Problem
Please reproduce every row below word for word, leaving out the pictures.

Exercise data
___

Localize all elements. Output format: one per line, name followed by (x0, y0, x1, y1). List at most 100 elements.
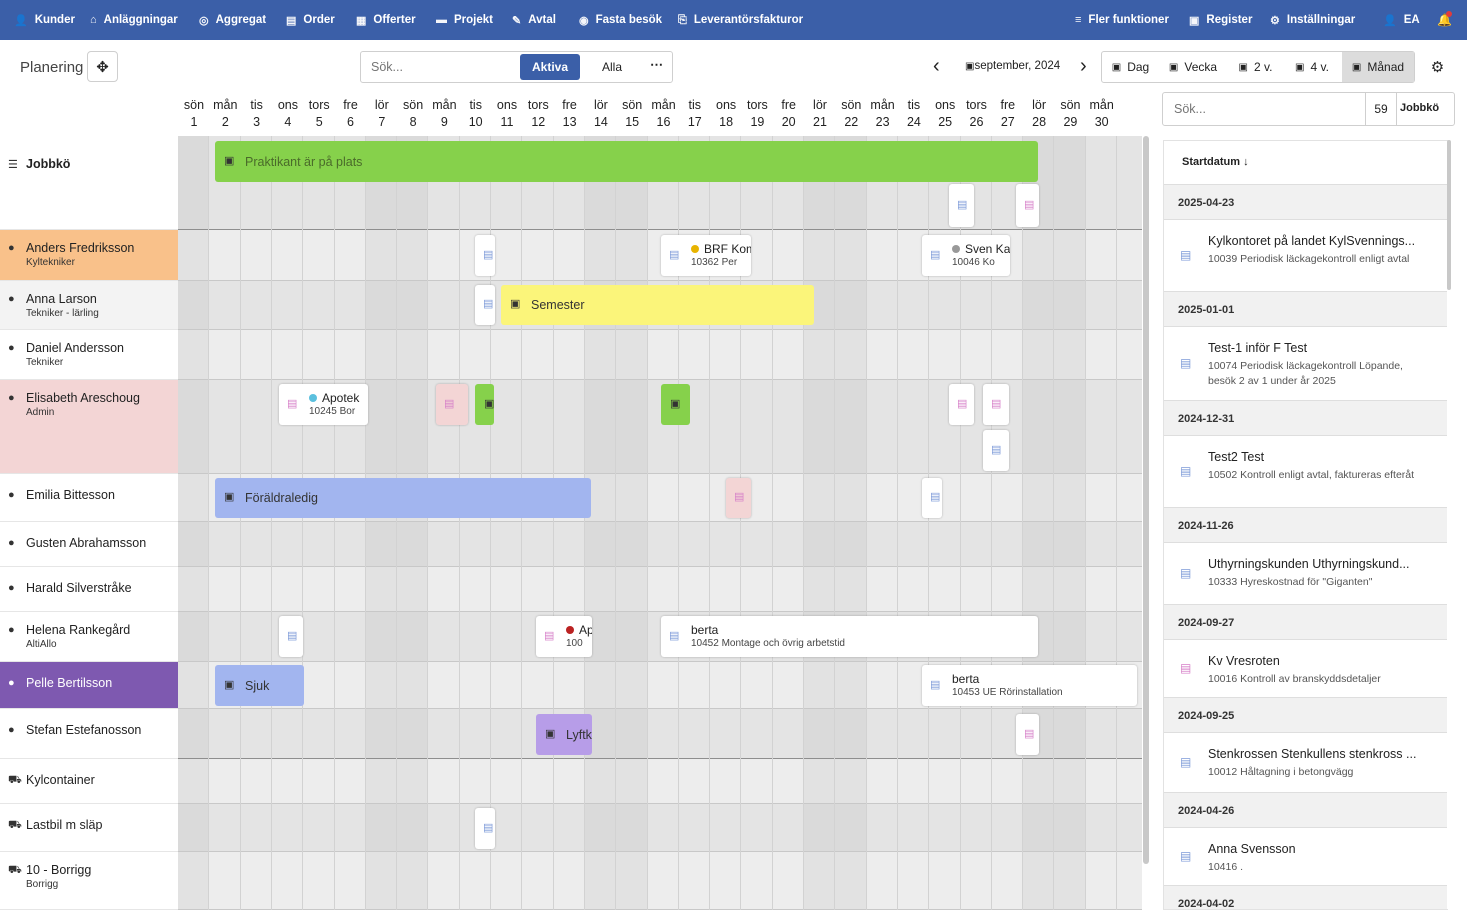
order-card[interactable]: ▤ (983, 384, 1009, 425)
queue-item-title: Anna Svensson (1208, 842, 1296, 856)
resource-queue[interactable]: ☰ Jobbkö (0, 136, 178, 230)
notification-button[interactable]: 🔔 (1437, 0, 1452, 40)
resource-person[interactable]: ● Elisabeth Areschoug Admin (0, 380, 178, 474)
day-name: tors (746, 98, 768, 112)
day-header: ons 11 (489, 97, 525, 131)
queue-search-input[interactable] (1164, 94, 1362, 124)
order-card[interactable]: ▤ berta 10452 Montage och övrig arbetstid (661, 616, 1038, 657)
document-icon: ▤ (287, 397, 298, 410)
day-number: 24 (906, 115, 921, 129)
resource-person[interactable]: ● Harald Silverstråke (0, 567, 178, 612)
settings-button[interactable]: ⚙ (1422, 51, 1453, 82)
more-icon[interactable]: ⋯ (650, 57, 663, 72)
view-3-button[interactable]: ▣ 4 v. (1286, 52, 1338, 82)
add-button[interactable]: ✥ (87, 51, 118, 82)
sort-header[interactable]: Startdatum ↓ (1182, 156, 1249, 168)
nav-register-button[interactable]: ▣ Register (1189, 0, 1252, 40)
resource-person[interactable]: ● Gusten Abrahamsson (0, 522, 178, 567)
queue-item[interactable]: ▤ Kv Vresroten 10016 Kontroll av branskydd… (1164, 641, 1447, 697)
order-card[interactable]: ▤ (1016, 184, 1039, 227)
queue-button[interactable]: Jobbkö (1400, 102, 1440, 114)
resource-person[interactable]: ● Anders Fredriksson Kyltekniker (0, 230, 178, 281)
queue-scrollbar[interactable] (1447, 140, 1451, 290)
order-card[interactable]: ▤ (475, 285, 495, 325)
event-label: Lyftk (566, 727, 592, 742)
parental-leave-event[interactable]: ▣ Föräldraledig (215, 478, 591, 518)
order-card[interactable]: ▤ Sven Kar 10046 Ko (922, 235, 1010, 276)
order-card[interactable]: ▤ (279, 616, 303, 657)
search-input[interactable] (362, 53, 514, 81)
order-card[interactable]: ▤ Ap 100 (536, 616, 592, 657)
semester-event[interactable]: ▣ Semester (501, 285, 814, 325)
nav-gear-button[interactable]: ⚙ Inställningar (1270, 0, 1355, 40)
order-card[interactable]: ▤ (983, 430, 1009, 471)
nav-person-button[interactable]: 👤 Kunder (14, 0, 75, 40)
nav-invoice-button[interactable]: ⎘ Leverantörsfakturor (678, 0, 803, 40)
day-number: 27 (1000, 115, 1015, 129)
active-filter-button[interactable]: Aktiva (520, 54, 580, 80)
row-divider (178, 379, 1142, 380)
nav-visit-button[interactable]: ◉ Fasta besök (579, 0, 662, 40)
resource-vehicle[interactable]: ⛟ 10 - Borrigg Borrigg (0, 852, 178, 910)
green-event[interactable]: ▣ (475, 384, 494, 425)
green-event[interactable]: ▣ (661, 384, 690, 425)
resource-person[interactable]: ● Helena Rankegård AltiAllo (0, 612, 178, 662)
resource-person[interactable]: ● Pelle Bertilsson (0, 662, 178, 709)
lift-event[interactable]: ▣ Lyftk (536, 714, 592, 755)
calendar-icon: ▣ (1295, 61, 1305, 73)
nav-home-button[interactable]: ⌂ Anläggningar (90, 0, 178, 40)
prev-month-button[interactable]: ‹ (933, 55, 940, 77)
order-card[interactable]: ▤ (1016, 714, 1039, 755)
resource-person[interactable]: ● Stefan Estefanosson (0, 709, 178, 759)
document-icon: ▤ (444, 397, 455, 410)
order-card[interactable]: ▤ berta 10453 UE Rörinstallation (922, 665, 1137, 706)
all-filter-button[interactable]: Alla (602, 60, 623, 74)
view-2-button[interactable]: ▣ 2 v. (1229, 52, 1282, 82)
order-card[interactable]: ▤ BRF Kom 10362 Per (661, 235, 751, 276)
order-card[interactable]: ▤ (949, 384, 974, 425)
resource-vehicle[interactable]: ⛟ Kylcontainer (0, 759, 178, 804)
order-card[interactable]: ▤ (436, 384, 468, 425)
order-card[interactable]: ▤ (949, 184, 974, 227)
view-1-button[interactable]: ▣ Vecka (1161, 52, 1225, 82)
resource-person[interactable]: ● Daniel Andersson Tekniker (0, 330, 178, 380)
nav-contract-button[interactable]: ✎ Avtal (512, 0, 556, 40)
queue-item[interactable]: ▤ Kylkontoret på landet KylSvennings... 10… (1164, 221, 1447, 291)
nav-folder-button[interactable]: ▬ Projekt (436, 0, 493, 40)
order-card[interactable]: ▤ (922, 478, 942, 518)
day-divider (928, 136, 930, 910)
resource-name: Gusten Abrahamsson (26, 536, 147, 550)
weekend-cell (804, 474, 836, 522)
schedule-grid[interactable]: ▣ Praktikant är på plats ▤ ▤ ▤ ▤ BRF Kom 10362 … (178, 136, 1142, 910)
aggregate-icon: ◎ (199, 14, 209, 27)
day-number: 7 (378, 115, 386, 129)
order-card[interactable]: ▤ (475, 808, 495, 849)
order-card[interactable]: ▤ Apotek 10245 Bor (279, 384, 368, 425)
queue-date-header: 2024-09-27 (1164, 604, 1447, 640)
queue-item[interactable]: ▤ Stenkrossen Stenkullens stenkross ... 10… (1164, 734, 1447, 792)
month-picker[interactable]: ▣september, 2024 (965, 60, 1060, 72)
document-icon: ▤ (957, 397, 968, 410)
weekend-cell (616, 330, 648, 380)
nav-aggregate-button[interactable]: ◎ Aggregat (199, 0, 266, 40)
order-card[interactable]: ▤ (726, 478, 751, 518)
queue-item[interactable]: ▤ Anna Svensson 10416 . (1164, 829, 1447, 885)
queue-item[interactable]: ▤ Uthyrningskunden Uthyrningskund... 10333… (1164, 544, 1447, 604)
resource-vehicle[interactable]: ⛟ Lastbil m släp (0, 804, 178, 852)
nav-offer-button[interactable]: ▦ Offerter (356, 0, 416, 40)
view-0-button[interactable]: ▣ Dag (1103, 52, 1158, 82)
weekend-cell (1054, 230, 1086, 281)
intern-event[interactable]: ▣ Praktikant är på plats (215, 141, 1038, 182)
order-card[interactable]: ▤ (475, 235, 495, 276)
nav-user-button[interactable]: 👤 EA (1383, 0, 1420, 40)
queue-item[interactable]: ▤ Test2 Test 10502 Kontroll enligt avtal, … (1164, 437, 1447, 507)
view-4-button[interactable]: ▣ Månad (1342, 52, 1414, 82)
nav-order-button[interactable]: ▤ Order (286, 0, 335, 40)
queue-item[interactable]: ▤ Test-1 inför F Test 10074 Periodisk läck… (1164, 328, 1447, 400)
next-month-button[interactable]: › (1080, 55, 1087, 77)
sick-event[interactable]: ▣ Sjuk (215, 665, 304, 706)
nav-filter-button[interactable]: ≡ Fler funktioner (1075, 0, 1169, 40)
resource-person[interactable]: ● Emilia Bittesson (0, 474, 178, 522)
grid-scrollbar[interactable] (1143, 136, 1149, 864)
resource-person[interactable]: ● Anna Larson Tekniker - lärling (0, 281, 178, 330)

___

Task output
Localize all elements. Output format: one per line, name followed by (x0, y0, x1, y1). List at most 100 elements.
order-card[interactable]: ▤ (983, 384, 1009, 425)
queue-item-title: Anna Svensson (1208, 842, 1296, 856)
resource-queue[interactable]: ☰ Jobbkö (0, 136, 178, 230)
notification-button[interactable]: 🔔 (1437, 0, 1452, 40)
resource-person[interactable]: ● Elisabeth Areschoug Admin (0, 380, 178, 474)
day-name: tors (746, 98, 768, 112)
day-header: ons 11 (489, 97, 525, 131)
queue-search-input[interactable] (1164, 94, 1362, 124)
order-card[interactable]: ▤ berta 10452 Montage och övrig arbetstid (661, 616, 1038, 657)
document-icon: ▤ (287, 397, 298, 410)
day-number: 24 (906, 115, 921, 129)
resource-person[interactable]: ● Harald Silverstråke (0, 567, 178, 612)
settings-button[interactable]: ⚙ (1422, 51, 1453, 82)
more-icon[interactable]: ⋯ (650, 57, 663, 72)
view-3-button[interactable]: ▣ 4 v. (1286, 52, 1338, 82)
add-button[interactable]: ✥ (87, 51, 118, 82)
sort-header[interactable]: Startdatum ↓ (1182, 156, 1249, 168)
nav-register-button[interactable]: ▣ Register (1189, 0, 1252, 40)
resource-person[interactable]: ● Gusten Abrahamsson (0, 522, 178, 567)
queue-item[interactable]: ▤ Kv Vresroten 10016 Kontroll av branskydd… (1164, 641, 1447, 697)
order-card[interactable]: ▤ (1016, 184, 1039, 227)
queue-button[interactable]: Jobbkö (1400, 102, 1440, 114)
resource-person[interactable]: ● Anders Fredriksson Kyltekniker (0, 230, 178, 281)
queue-scrollbar[interactable] (1447, 140, 1451, 290)
order-card[interactable]: ▤ (475, 285, 495, 325)
event-label: Lyftk (566, 727, 592, 742)
parental-leave-event[interactable]: ▣ Föräldraledig (215, 478, 591, 518)
order-card[interactable]: ▤ Sven Kar 10046 Ko (922, 235, 1010, 276)
order-card[interactable]: ▤ (279, 616, 303, 657)
search-input[interactable] (362, 53, 514, 81)
order-card[interactable]: ▤ Ap 100 (536, 616, 592, 657)
semester-event[interactable]: ▣ Semester (501, 285, 814, 325)
nav-gear-button[interactable]: ⚙ Inställningar (1270, 0, 1355, 40)
order-card[interactable]: ▤ (983, 430, 1009, 471)
nav-person-button[interactable]: 👤 Kunder (14, 0, 75, 40)
nav-invoice-button[interactable]: ⎘ Leverantörsfakturor (678, 0, 803, 40)
day-number: 27 (1000, 115, 1015, 129)
active-filter-button[interactable]: Aktiva (520, 54, 580, 80)
row-divider (178, 379, 1142, 380)
nav-visit-button[interactable]: ◉ Fasta besök (579, 0, 662, 40)
resource-vehicle[interactable]: ⛟ 10 - Borrigg Borrigg (0, 852, 178, 910)
green-event[interactable]: ▣ (475, 384, 494, 425)
green-event[interactable]: ▣ (661, 384, 690, 425)
resource-person[interactable]: ● Helena Rankegård AltiAllo (0, 612, 178, 662)
resource-person[interactable]: ● Pelle Bertilsson (0, 662, 178, 709)
lift-event[interactable]: ▣ Lyftk (536, 714, 592, 755)
calendar-icon: ▣ (1295, 61, 1305, 73)
nav-home-button[interactable]: ⌂ Anläggningar (90, 0, 178, 40)
prev-month-button[interactable]: ‹ (933, 55, 940, 77)
order-card[interactable]: ▤ (1016, 714, 1039, 755)
resource-person[interactable]: ● Stefan Estefanosson (0, 709, 178, 759)
document-icon: ▤ (444, 397, 455, 410)
order-card[interactable]: ▤ berta 10453 UE Rörinstallation (922, 665, 1137, 706)
all-filter-button[interactable]: Alla (602, 60, 623, 74)
view-2-button[interactable]: ▣ 2 v. (1229, 52, 1282, 82)
order-card[interactable]: ▤ BRF Kom 10362 Per (661, 235, 751, 276)
order-card[interactable]: ▤ (949, 384, 974, 425)
resource-vehicle[interactable]: ⛟ Kylcontainer (0, 759, 178, 804)
order-card[interactable]: ▤ (436, 384, 468, 425)
order-card[interactable]: ▤ (949, 184, 974, 227)
view-1-button[interactable]: ▣ Vecka (1161, 52, 1225, 82)
resource-person[interactable]: ● Daniel Andersson Tekniker (0, 330, 178, 380)
nav-contract-button[interactable]: ✎ Avtal (512, 0, 556, 40)
queue-item[interactable]: ▤ Kylkontoret på landet KylSvennings... 10… (1164, 221, 1447, 291)
nav-folder-button[interactable]: ▬ Projekt (436, 0, 493, 40)
order-card[interactable]: ▤ (922, 478, 942, 518)
day-divider (928, 136, 930, 910)
resource-name: Gusten Abrahamsson (26, 536, 147, 550)
weekend-cell (804, 474, 836, 522)
schedule-grid[interactable]: ▣ Praktikant är på plats ▤ ▤ ▤ ▤ BRF Kom 10362 … (178, 136, 1142, 910)
aggregate-icon: ◎ (199, 14, 209, 27)
day-number: 7 (378, 115, 386, 129)
order-card[interactable]: ▤ (475, 808, 495, 849)
order-card[interactable]: ▤ Apotek 10245 Bor (279, 384, 368, 425)
queue-date-header: 2024-09-27 (1164, 604, 1447, 640)
queue-item[interactable]: ▤ Stenkrossen Stenkullens stenkross ... 10… (1164, 734, 1447, 792)
month-picker[interactable]: ▣september, 2024 (965, 60, 1060, 72)
document-icon: ▤ (957, 397, 968, 410)
weekend-cell (616, 330, 648, 380)
nav-aggregate-button[interactable]: ◎ Aggregat (199, 0, 266, 40)
order-card[interactable]: ▤ (726, 478, 751, 518)
queue-item[interactable]: ▤ Anna Svensson 10416 . (1164, 829, 1447, 885)
queue-item[interactable]: ▤ Uthyrningskunden Uthyrningskund... 10333… (1164, 544, 1447, 604)
resource-vehicle[interactable]: ⛟ Lastbil m släp (0, 804, 178, 852)
nav-offer-button[interactable]: ▦ Offerter (356, 0, 416, 40)
view-0-button[interactable]: ▣ Dag (1103, 52, 1158, 82)
weekend-cell (1054, 230, 1086, 281)
intern-event[interactable]: ▣ Praktikant är på plats (215, 141, 1038, 182)
order-card[interactable]: ▤ (475, 235, 495, 276)
nav-user-button[interactable]: 👤 EA (1383, 0, 1420, 40)
queue-item[interactable]: ▤ Test2 Test 10502 Kontroll enligt avtal, … (1164, 437, 1447, 507)
view-4-button[interactable]: ▣ Månad (1342, 52, 1414, 82)
nav-order-button[interactable]: ▤ Order (286, 0, 335, 40)
queue-item[interactable]: ▤ Test-1 inför F Test 10074 Periodisk läck… (1164, 328, 1447, 400)
next-month-button[interactable]: › (1080, 55, 1087, 77)
sick-event[interactable]: ▣ Sjuk (215, 665, 304, 706)
nav-filter-button[interactable]: ≡ Fler funktioner (1075, 0, 1169, 40)
resource-person[interactable]: ● Emilia Bittesson (0, 474, 178, 522)
grid-scrollbar[interactable] (1143, 136, 1149, 864)
resource-person[interactable]: ● Anna Larson Tekniker - lärling (0, 281, 178, 330)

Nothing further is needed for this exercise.